* Exercise instructions
Search the listing for the string "Ratio" and copy every line that contains it.
──────── Data for processing ────────
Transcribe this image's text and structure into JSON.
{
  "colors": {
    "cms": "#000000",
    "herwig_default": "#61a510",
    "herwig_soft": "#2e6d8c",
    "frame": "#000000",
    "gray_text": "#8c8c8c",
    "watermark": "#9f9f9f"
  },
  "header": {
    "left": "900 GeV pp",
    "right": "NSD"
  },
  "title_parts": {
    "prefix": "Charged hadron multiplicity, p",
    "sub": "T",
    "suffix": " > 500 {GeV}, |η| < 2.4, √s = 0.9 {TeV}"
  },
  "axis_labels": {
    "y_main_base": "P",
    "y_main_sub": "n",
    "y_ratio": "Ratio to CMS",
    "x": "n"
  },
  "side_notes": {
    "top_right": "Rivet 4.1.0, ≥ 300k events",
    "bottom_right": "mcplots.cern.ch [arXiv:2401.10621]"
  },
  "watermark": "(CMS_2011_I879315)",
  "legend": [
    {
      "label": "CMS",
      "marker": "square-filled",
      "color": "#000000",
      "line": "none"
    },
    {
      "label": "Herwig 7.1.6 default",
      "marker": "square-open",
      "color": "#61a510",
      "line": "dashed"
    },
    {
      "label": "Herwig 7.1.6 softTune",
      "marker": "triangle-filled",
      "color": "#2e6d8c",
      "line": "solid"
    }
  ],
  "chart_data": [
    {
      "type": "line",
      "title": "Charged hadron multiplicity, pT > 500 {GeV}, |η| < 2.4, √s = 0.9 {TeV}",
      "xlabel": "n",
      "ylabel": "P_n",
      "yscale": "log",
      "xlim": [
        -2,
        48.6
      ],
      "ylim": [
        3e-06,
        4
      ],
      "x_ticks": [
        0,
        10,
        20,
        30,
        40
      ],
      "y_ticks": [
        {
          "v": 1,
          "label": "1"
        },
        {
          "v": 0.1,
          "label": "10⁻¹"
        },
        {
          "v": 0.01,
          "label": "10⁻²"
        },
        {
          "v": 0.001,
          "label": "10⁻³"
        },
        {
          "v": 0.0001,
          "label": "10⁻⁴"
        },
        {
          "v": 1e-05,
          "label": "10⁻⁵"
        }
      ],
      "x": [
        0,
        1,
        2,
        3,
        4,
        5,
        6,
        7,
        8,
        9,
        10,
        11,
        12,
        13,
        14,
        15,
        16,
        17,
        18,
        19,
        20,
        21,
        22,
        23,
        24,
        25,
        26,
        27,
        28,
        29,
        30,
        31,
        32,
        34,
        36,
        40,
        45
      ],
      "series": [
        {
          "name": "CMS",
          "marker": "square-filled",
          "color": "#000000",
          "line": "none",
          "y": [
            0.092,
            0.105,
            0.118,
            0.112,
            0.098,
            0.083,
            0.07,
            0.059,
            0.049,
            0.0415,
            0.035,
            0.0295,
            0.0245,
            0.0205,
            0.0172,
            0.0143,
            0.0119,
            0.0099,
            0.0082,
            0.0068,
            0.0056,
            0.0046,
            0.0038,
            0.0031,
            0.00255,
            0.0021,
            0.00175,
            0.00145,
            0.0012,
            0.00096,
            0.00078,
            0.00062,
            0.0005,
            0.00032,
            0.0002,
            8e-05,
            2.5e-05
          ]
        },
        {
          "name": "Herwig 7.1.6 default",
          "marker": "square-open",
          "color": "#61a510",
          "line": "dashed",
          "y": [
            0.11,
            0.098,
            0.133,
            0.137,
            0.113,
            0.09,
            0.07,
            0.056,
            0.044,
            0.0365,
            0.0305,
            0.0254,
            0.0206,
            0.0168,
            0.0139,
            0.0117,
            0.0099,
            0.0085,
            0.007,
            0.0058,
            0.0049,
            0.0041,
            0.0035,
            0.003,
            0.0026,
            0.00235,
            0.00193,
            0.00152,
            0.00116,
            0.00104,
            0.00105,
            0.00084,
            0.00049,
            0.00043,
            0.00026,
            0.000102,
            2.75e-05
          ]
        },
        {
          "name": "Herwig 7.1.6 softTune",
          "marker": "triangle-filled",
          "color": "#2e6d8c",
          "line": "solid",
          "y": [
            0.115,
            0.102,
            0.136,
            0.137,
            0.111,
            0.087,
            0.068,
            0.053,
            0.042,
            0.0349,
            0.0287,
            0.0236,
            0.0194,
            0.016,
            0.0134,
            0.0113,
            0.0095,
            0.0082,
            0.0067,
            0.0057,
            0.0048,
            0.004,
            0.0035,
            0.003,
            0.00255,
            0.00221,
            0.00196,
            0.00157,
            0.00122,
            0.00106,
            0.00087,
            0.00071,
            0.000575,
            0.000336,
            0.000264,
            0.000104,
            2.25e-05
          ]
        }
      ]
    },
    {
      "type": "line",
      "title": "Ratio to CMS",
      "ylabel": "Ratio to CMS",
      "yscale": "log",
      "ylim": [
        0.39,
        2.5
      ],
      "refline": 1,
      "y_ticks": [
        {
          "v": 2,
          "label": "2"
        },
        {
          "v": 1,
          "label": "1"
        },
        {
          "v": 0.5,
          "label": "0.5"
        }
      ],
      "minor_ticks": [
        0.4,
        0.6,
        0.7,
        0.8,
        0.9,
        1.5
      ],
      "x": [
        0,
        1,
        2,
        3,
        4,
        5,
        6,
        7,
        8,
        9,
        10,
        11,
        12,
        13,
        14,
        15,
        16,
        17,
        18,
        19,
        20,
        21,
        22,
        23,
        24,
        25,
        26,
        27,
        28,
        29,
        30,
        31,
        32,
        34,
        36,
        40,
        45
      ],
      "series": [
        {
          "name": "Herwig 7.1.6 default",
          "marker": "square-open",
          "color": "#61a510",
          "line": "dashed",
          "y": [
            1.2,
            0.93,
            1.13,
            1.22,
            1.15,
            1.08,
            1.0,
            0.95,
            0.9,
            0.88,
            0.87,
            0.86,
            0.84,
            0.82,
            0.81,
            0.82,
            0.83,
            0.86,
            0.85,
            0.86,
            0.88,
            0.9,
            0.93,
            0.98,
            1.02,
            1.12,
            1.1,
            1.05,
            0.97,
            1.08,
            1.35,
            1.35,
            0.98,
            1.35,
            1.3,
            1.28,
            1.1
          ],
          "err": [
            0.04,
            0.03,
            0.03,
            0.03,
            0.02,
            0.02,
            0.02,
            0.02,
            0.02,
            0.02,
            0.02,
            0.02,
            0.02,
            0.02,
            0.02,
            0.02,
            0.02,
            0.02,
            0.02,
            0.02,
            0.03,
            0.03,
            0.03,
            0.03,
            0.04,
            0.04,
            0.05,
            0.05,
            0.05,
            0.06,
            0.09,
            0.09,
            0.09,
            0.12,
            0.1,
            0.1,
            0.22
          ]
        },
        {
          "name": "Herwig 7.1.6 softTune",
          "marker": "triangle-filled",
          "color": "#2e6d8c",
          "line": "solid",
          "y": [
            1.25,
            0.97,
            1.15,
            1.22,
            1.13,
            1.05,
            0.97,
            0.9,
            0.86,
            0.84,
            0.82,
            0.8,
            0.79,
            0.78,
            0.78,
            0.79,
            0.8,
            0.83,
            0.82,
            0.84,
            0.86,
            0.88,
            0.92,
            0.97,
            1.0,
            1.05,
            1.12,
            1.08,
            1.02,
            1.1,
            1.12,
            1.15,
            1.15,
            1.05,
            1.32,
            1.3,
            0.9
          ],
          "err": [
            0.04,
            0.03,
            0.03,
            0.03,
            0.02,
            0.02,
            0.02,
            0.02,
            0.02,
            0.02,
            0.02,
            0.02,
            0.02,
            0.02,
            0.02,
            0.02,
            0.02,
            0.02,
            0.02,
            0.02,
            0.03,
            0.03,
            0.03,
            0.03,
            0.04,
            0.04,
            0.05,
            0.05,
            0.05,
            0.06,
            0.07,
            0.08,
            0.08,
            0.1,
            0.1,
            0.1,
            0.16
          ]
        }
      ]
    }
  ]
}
────────
* Answer to this problem
    "y_ratio": "Ratio to CMS",
      "title": "Ratio to CMS",
      "ylabel": "Ratio to CMS",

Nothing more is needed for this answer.